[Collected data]
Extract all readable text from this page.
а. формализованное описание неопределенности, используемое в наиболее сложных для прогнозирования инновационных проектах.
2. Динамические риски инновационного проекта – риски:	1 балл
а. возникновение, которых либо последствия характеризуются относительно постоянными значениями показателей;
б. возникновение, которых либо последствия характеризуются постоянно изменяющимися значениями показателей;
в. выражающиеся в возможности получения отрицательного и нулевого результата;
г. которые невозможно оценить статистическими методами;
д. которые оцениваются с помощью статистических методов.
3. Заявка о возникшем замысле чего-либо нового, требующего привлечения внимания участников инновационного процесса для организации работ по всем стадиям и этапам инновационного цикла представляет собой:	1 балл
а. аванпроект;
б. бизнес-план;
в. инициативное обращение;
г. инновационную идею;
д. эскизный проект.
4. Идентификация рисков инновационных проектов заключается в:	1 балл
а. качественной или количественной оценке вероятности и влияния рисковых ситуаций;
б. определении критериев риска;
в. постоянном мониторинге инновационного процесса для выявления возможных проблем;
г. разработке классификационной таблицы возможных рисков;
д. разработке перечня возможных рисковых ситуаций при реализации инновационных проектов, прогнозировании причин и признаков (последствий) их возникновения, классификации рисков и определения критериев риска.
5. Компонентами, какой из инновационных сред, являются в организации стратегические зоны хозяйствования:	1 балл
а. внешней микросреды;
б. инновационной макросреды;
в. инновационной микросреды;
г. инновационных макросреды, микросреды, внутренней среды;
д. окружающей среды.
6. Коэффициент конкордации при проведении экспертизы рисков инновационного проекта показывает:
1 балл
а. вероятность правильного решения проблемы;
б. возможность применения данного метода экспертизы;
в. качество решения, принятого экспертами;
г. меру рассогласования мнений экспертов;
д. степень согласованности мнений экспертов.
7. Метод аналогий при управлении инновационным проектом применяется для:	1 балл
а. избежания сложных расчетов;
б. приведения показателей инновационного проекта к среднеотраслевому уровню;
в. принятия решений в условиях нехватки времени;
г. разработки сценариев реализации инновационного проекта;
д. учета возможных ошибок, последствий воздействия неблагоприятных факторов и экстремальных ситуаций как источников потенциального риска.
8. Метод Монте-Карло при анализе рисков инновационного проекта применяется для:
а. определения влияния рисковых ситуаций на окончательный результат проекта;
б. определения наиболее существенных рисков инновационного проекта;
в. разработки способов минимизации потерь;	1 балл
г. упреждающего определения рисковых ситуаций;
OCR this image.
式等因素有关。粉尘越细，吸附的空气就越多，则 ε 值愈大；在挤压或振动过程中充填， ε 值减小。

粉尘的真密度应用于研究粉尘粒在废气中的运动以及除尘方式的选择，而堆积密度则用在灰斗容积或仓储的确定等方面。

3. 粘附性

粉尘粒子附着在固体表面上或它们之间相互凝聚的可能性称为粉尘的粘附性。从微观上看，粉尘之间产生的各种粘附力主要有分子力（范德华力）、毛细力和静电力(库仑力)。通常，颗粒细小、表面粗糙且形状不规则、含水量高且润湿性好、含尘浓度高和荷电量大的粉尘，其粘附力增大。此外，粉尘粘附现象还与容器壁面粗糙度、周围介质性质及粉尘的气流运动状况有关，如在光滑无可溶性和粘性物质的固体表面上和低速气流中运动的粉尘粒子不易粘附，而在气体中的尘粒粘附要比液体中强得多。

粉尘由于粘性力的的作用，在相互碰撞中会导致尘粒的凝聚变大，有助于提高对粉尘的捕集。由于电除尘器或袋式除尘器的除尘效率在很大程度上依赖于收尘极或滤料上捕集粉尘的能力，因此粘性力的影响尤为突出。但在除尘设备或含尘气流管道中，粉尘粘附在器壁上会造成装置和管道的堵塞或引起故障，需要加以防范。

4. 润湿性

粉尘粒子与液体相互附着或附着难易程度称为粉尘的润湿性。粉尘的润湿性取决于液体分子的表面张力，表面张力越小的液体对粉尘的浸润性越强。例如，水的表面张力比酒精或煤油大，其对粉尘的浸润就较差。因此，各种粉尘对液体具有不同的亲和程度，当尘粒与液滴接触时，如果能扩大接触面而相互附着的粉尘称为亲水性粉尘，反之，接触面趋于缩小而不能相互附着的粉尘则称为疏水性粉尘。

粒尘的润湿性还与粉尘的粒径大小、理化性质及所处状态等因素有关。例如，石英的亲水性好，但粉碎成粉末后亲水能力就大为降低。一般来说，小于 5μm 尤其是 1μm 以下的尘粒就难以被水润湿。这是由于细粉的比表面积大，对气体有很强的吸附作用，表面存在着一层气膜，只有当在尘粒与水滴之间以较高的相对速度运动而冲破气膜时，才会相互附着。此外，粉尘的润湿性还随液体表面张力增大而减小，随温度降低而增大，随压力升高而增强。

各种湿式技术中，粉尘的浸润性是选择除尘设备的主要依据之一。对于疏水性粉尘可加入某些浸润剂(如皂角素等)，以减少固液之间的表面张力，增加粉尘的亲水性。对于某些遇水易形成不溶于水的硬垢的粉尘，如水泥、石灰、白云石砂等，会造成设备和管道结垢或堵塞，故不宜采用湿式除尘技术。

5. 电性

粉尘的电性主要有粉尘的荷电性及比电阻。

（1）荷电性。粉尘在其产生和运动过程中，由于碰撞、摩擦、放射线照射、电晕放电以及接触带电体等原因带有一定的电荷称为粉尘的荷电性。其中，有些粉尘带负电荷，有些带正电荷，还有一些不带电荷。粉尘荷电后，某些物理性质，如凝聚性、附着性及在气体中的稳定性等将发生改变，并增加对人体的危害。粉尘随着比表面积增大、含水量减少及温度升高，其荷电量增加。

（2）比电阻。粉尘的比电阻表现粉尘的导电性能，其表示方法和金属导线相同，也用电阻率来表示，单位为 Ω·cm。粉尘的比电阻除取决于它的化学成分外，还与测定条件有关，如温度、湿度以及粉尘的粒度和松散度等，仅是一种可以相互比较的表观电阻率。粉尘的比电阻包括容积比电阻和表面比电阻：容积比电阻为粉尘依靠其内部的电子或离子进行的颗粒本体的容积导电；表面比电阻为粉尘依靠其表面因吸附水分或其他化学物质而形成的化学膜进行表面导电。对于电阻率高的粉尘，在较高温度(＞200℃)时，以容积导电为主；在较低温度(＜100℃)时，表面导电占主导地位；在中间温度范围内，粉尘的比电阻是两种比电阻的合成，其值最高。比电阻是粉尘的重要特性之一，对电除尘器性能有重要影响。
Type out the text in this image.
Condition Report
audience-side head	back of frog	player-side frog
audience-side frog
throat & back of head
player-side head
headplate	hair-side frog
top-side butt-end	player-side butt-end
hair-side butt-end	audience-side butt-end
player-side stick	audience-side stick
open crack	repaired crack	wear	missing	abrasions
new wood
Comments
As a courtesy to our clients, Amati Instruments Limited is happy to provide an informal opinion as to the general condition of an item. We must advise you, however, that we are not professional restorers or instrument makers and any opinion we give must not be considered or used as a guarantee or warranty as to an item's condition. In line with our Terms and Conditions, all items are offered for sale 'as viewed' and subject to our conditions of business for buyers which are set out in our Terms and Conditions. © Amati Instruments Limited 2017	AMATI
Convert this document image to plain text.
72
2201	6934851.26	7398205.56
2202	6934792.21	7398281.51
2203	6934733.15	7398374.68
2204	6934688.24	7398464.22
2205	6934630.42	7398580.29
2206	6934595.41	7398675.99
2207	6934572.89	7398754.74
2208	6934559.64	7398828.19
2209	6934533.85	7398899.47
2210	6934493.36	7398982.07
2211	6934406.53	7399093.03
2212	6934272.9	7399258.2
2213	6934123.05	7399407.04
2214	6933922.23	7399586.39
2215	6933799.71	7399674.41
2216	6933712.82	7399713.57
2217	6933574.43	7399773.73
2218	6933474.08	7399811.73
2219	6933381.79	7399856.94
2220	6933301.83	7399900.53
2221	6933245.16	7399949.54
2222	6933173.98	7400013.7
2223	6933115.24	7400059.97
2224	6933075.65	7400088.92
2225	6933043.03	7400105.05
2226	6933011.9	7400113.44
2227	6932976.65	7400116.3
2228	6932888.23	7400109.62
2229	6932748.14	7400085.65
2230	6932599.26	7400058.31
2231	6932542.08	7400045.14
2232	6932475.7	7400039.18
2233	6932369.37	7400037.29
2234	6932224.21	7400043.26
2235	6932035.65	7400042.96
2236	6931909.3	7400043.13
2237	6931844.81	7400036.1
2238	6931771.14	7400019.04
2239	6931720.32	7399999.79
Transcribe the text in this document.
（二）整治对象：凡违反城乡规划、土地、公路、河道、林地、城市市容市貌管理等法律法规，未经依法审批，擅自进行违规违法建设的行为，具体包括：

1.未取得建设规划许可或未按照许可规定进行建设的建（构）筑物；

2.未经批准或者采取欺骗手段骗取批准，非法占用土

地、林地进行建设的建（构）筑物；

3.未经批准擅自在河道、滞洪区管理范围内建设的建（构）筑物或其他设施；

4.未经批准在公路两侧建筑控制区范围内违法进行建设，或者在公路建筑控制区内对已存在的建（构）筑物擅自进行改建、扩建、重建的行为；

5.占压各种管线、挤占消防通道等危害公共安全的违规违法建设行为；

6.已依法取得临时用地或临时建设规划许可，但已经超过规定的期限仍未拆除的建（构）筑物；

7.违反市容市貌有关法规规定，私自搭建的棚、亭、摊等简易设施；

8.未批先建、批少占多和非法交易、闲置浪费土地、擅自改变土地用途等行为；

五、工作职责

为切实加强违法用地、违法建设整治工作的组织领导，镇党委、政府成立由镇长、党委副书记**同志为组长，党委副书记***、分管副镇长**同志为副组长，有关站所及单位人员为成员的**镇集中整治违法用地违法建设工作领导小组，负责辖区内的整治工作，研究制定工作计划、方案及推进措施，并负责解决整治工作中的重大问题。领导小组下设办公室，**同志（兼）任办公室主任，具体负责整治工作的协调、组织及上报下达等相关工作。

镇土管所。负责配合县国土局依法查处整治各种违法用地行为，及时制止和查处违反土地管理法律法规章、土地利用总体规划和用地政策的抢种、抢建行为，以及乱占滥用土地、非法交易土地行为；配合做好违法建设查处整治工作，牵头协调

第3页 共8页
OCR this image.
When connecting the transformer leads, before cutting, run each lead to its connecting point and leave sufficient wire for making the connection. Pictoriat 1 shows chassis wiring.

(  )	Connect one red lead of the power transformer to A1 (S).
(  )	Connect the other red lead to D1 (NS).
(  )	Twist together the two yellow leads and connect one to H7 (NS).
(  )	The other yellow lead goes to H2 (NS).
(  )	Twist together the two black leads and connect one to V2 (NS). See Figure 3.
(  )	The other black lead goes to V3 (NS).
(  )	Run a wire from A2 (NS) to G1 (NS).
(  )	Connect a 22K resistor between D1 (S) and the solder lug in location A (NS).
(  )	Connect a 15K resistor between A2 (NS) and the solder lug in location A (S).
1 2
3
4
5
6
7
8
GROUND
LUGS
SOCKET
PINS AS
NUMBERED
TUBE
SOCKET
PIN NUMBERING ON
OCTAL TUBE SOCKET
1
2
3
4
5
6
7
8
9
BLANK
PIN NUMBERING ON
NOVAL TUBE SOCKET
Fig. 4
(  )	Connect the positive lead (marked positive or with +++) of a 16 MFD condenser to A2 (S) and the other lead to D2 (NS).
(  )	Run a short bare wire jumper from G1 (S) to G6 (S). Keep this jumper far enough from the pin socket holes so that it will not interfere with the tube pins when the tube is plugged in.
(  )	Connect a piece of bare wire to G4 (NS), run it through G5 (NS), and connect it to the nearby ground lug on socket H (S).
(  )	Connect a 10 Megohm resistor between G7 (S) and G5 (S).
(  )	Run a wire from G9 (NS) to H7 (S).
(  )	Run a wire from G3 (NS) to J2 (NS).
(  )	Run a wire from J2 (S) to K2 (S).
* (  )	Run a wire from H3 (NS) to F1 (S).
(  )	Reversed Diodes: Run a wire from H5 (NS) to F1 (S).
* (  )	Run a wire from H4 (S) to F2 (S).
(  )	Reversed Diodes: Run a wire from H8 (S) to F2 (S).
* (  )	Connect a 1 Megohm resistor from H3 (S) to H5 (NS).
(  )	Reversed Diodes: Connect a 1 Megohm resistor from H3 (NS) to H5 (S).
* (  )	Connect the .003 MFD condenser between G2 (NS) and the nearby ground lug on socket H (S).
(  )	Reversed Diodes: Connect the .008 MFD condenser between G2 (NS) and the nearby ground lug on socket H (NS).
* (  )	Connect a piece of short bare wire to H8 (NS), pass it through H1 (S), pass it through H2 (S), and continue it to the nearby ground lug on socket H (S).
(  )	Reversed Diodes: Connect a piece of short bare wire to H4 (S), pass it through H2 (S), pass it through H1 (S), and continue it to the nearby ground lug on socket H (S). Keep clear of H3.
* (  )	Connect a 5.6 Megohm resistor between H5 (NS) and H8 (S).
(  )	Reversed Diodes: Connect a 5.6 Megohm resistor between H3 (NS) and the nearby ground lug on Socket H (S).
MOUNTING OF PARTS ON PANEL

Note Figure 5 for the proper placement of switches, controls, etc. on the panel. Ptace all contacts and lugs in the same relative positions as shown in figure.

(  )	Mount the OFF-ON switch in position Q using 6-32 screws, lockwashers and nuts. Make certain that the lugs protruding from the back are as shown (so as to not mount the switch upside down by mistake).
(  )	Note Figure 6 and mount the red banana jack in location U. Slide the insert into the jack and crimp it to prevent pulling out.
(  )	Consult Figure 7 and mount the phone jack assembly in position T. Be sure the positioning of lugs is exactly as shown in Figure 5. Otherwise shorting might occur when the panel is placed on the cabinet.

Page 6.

DIRECTIONS ->
Write the number of lines containing the word "инновационного" and nothing besides it.

SOLUTION ->
8